PROBLEM TO WORK ON — Among the entries below, count the lines where the string "color" occurs, and give only the number.

** BEGIN RECORDS PROVIDED **

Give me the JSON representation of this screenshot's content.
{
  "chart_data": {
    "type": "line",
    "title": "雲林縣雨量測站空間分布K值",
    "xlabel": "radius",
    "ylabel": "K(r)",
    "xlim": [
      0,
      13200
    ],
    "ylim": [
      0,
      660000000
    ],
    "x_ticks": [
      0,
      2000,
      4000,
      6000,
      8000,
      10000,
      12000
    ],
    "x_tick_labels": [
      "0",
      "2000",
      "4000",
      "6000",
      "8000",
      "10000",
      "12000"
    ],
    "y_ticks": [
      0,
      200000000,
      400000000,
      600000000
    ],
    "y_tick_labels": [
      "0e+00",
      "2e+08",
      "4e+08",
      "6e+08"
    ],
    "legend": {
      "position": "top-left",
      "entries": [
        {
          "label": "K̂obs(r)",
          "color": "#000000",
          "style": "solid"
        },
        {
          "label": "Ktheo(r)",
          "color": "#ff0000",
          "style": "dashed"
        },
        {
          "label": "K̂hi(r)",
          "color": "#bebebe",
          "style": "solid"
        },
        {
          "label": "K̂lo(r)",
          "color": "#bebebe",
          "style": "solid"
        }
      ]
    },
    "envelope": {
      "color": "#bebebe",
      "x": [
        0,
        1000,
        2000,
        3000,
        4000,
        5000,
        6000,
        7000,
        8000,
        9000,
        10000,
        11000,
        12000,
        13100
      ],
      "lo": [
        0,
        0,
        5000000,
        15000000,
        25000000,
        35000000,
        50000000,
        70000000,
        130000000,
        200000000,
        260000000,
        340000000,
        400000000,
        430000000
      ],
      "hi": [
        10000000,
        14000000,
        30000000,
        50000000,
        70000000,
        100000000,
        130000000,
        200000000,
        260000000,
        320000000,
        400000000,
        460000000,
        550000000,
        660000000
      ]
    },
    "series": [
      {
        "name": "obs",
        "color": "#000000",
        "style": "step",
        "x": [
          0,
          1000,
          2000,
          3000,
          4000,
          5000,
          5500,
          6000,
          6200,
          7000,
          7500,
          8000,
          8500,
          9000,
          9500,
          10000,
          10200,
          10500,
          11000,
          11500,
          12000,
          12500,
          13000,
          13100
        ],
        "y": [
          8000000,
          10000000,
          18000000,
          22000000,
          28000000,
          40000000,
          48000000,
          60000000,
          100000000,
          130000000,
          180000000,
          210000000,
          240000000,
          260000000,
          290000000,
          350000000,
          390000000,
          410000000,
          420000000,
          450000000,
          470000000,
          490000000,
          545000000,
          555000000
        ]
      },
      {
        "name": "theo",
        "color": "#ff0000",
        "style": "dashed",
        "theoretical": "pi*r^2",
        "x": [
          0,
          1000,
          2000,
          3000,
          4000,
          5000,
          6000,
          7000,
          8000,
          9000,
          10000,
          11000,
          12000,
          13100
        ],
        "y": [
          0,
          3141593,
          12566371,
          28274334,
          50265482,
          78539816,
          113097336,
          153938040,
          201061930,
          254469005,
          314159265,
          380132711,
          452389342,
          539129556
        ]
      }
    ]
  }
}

** END RECORDS PROVIDED **

TASK ANSWER — 7